- **Written exercise**: Look through the data below. Collect every line where the word "that" occurs.

- **Entries shown**:
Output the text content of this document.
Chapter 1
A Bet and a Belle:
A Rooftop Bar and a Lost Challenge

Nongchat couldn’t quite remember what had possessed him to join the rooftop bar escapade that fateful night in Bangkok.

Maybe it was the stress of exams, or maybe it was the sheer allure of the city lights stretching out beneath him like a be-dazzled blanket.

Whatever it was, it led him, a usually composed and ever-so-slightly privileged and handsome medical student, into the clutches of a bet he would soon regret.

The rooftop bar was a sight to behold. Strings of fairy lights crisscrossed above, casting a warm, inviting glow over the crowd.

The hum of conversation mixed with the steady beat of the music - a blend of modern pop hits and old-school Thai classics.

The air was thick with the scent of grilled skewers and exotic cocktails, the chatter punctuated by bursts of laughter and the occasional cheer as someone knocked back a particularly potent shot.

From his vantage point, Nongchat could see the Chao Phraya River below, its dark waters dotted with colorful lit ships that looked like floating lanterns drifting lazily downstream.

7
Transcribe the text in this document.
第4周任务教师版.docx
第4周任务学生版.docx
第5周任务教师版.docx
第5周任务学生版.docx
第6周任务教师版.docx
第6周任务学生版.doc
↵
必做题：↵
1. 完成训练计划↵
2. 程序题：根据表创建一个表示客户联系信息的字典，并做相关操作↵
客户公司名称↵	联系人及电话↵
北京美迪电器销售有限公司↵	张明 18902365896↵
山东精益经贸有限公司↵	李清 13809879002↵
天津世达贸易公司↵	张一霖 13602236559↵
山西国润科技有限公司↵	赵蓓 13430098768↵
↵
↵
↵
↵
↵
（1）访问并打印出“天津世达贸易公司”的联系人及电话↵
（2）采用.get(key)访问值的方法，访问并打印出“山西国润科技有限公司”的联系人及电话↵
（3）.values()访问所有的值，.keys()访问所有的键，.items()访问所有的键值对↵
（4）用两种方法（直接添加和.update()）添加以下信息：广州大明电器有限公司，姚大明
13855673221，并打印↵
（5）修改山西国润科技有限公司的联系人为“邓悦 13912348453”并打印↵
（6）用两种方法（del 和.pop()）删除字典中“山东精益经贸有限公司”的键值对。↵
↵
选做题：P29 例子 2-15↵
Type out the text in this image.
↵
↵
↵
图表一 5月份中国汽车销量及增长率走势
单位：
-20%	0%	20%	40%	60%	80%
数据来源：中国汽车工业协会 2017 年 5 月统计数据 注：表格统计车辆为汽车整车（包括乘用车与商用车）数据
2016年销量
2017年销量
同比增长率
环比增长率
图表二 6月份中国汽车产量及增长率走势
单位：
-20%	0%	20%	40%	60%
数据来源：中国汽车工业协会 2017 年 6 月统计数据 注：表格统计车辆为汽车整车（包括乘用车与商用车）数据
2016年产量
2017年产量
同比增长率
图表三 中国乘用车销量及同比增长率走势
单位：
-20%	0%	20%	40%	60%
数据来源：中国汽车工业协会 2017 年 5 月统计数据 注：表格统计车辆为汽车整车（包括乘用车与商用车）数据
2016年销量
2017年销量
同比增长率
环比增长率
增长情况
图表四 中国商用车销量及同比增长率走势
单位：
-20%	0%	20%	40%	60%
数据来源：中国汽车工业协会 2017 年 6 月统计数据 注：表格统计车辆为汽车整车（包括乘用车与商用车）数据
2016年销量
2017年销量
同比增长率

- **Exercise output**:
Nongchat couldn’t quite remember what had possessed him to join the rooftop bar escapade that fateful night in Bangkok.
From his vantage point, Nongchat could see the Chao Phraya River below, its dark waters dotted with colorful lit ships that looked like floating lanterns drifting lazily downstream.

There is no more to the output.